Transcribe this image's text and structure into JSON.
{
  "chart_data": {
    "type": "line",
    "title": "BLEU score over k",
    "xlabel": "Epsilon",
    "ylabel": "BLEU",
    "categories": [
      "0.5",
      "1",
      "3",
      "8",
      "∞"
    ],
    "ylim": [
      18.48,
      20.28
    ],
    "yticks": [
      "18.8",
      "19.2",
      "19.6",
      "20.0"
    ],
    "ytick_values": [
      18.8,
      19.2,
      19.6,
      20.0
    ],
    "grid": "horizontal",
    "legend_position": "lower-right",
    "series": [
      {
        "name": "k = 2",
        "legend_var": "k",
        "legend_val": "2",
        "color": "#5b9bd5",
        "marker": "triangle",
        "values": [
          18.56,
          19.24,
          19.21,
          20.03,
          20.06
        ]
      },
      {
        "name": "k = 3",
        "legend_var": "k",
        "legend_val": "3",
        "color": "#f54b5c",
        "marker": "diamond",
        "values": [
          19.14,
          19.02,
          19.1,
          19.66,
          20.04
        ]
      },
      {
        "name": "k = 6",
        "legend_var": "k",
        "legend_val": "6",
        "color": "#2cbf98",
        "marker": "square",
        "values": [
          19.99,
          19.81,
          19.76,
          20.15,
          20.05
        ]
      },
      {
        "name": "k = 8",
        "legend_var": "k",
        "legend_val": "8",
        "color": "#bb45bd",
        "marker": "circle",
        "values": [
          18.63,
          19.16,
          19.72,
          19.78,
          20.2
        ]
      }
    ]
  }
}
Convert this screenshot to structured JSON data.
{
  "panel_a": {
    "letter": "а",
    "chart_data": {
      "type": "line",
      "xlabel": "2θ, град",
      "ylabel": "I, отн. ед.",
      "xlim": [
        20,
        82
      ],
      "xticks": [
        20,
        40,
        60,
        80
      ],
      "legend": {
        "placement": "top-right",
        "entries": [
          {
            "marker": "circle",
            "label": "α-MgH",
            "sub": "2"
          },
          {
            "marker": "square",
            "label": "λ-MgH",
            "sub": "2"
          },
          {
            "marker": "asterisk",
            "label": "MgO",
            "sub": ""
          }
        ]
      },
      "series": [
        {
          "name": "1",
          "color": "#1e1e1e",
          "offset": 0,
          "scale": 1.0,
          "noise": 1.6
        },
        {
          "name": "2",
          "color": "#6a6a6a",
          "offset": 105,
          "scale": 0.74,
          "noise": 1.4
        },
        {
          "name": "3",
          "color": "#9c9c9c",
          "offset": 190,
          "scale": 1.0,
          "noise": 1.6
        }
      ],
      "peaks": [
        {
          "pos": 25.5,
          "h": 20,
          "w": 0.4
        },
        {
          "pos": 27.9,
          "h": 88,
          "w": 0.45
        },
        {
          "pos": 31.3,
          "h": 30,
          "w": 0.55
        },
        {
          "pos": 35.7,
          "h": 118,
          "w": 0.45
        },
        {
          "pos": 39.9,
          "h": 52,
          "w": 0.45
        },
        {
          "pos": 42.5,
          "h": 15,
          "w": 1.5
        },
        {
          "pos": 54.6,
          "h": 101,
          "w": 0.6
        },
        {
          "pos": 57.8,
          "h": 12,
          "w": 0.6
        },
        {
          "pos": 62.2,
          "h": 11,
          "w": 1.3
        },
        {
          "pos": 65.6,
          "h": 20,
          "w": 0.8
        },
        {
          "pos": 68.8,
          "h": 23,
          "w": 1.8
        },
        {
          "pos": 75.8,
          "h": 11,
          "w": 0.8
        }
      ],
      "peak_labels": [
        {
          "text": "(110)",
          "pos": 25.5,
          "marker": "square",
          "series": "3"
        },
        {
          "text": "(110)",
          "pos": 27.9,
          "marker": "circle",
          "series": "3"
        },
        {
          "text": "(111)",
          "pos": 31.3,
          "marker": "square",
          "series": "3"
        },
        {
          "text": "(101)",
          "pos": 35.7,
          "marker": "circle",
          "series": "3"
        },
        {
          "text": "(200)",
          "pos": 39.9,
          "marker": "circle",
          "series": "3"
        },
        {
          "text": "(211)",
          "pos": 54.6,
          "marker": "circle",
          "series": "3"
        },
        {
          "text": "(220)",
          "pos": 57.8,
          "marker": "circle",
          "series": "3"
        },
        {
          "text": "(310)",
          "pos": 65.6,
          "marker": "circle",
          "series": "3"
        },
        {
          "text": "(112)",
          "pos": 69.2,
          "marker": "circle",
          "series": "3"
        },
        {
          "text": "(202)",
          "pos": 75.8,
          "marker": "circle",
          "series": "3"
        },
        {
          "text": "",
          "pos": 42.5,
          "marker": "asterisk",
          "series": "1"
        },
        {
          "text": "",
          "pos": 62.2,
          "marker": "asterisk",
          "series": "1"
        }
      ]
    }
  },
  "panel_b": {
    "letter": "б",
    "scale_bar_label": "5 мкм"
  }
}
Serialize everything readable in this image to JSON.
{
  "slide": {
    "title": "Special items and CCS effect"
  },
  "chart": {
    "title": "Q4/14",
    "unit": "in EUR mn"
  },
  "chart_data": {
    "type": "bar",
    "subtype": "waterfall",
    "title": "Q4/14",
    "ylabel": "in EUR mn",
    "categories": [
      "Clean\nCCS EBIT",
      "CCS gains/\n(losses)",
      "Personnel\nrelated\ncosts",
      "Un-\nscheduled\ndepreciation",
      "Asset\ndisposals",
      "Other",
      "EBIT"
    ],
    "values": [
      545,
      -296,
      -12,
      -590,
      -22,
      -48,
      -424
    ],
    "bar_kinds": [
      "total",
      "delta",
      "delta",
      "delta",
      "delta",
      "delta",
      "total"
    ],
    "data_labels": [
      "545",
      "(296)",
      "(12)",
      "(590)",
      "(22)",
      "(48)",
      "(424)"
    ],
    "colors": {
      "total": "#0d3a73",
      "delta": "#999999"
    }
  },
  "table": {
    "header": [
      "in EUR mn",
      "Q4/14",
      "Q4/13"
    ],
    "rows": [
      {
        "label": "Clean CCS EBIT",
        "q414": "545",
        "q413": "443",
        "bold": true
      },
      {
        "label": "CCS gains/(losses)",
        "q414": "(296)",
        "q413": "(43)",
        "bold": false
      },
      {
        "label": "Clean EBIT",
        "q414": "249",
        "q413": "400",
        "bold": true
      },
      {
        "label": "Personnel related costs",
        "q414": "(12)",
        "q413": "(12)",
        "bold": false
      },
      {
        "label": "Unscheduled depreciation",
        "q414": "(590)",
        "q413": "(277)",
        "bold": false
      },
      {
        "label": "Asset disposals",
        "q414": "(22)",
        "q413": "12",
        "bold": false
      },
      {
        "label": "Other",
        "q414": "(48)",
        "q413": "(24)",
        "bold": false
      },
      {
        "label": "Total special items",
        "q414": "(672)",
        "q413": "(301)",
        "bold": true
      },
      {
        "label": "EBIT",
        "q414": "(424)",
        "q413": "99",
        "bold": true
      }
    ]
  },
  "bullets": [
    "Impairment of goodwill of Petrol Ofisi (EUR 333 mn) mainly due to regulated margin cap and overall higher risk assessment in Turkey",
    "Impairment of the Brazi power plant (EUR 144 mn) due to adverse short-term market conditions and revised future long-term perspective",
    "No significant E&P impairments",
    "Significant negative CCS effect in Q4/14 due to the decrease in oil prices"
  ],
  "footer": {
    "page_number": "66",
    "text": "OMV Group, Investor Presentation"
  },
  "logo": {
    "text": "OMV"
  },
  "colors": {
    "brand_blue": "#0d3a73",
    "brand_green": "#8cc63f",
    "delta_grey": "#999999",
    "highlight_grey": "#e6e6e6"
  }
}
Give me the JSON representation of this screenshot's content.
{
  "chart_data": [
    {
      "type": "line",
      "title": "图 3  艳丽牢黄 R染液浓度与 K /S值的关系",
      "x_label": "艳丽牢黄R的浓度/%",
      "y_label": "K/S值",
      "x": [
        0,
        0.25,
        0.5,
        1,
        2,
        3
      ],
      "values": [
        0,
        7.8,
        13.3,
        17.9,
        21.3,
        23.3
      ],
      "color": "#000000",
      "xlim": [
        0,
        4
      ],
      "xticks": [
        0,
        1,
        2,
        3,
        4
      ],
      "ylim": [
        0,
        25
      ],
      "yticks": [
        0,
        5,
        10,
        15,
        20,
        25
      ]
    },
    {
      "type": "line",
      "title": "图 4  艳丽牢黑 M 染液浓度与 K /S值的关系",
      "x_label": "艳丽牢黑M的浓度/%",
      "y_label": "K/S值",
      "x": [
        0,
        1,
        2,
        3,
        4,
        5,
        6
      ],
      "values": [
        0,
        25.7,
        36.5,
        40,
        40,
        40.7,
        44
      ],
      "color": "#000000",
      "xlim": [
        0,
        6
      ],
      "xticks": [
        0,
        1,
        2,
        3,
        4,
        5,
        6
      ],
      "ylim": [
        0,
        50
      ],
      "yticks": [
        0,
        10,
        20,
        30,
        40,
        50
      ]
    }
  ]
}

PROBLEM REQUIREMENTS — In the records above, find each line that holds the word "S值的关系"; copy all such lines.

THE RESULT —
      "title": "图 3  艳丽牢黄 R染液浓度与 K /S值的关系",
      "title": "图 4  艳丽牢黑 M 染液浓度与 K /S值的关系",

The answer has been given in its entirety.